- _Exercise brief_
Below is some material; transcribe all of it exactly.

- _Rows_
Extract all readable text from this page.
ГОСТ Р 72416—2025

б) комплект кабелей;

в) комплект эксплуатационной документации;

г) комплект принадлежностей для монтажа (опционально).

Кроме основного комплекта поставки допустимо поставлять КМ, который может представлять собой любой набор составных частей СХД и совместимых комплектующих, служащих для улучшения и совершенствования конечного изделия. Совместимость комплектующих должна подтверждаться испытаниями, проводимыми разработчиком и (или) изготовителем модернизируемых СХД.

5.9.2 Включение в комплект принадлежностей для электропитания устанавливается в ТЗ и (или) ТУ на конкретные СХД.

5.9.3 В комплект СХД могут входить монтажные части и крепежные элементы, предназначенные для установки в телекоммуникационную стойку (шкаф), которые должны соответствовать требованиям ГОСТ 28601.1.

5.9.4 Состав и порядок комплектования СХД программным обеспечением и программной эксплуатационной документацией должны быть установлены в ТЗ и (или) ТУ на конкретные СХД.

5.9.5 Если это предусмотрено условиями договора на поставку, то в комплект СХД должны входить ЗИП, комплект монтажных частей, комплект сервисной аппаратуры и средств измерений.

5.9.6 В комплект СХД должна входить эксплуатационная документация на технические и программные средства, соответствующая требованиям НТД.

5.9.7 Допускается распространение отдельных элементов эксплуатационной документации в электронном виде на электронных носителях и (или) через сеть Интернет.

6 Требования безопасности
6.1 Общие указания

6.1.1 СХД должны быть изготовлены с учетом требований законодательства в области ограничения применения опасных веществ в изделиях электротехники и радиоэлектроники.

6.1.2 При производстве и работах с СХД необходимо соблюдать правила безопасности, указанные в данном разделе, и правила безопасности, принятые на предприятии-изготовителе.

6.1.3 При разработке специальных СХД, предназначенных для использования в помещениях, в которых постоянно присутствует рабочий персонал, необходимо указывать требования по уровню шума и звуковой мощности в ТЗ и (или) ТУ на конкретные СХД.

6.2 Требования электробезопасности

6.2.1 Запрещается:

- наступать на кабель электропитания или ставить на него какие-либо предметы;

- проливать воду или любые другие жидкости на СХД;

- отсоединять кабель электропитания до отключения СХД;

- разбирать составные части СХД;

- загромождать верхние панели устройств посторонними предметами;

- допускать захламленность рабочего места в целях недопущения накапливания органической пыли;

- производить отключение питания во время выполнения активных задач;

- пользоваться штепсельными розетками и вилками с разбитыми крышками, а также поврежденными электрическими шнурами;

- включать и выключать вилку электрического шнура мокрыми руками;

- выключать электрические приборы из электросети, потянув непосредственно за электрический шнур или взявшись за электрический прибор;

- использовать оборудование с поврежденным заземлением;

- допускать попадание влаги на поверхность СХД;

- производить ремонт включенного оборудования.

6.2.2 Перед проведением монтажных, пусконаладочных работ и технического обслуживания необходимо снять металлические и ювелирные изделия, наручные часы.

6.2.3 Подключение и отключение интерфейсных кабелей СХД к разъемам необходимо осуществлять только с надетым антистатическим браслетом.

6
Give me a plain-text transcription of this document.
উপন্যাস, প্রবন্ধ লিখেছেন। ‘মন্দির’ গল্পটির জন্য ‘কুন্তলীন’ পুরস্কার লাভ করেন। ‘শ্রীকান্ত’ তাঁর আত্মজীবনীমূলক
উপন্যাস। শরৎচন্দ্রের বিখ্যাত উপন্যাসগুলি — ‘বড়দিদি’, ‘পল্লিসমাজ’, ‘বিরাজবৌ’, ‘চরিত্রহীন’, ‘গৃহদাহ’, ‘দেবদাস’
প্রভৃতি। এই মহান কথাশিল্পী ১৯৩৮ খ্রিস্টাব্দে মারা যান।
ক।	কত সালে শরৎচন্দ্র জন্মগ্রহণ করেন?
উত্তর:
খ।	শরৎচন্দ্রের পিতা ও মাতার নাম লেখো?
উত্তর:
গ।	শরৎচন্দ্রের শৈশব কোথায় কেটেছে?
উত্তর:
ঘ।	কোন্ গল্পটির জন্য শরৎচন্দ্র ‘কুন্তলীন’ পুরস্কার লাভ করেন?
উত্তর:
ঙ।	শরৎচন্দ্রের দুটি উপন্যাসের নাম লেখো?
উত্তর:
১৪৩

- _Task result_
Extract all readable text from this page.
ГОСТ Р 72416—2025

б) комплект кабелей;

в) комплект эксплуатационной документации;

г) комплект принадлежностей для монтажа (опционально).

Кроме основного комплекта поставки допустимо поставлять КМ, который может представлять собой любой набор составных частей СХД и совместимых комплектующих, служащих для улучшения и совершенствования конечного изделия. Совместимость комплектующих должна подтверждаться испытаниями, проводимыми разработчиком и (или) изготовителем модернизируемых СХД.

5.9.2 Включение в комплект принадлежностей для электропитания устанавливается в ТЗ и (или) ТУ на конкретные СХД.

5.9.3 В комплект СХД могут входить монтажные части и крепежные элементы, предназначенные для установки в телекоммуникационную стойку (шкаф), которые должны соответствовать требованиям ГОСТ 28601.1.

5.9.4 Состав и порядок комплектования СХД программным обеспечением и программной эксплуатационной документацией должны быть установлены в ТЗ и (или) ТУ на конкретные СХД.

5.9.5 Если это предусмотрено условиями договора на поставку, то в комплект СХД должны входить ЗИП, комплект монтажных частей, комплект сервисной аппаратуры и средств измерений.

5.9.6 В комплект СХД должна входить эксплуатационная документация на технические и программные средства, соответствующая требованиям НТД.

5.9.7 Допускается распространение отдельных элементов эксплуатационной документации в электронном виде на электронных носителях и (или) через сеть Интернет.

6 Требования безопасности
6.1 Общие указания

6.1.1 СХД должны быть изготовлены с учетом требований законодательства в области ограничения применения опасных веществ в изделиях электротехники и радиоэлектроники.

6.1.2 При производстве и работах с СХД необходимо соблюдать правила безопасности, указанные в данном разделе, и правила безопасности, принятые на предприятии-изготовителе.

6.1.3 При разработке специальных СХД, предназначенных для использования в помещениях, в которых постоянно присутствует рабочий персонал, необходимо указывать требования по уровню шума и звуковой мощности в ТЗ и (или) ТУ на конкретные СХД.

6.2 Требования электробезопасности

6.2.1 Запрещается:

- наступать на кабель электропитания или ставить на него какие-либо предметы;

- проливать воду или любые другие жидкости на СХД;

- отсоединять кабель электропитания до отключения СХД;

- разбирать составные части СХД;

- загромождать верхние панели устройств посторонними предметами;

- допускать захламленность рабочего места в целях недопущения накапливания органической пыли;

- производить отключение питания во время выполнения активных задач;

- пользоваться штепсельными розетками и вилками с разбитыми крышками, а также поврежденными электрическими шнурами;

- включать и выключать вилку электрического шнура мокрыми руками;

- выключать электрические приборы из электросети, потянув непосредственно за электрический шнур или взявшись за электрический прибор;

- использовать оборудование с поврежденным заземлением;

- допускать попадание влаги на поверхность СХД;

- производить ремонт включенного оборудования.

6.2.2 Перед проведением монтажных, пусконаладочных работ и технического обслуживания необходимо снять металлические и ювелирные изделия, наручные часы.

6.2.3 Подключение и отключение интерфейсных кабелей СХД к разъемам необходимо осуществлять только с надетым антистатическим браслетом.

6
Give me a plain-text transcription of this document.
উপন্যাস, প্রবন্ধ লিখেছেন। ‘মন্দির’ গল্পটির জন্য ‘কুন্তলীন’ পুরস্কার লাভ করেন। ‘শ্রীকান্ত’ তাঁর আত্মজীবনীমূলক
উপন্যাস। শরৎচন্দ্রের বিখ্যাত উপন্যাসগুলি — ‘বড়দিদি’, ‘পল্লিসমাজ’, ‘বিরাজবৌ’, ‘চরিত্রহীন’, ‘গৃহদাহ’, ‘দেবদাস’
প্রভৃতি। এই মহান কথাশিল্পী ১৯৩৮ খ্রিস্টাব্দে মারা যান।
ক।	কত সালে শরৎচন্দ্র জন্মগ্রহণ করেন?
উত্তর:
খ।	শরৎচন্দ্রের পিতা ও মাতার নাম লেখো?
উত্তর:
গ।	শরৎচন্দ্রের শৈশব কোথায় কেটেছে?
উত্তর:
ঘ।	কোন্ গল্পটির জন্য শরৎচন্দ্র ‘কুন্তলীন’ পুরস্কার লাভ করেন?
উত্তর:
ঙ।	শরৎচন্দ্রের দুটি উপন্যাসের নাম লেখো?
উত্তর:
১৪৩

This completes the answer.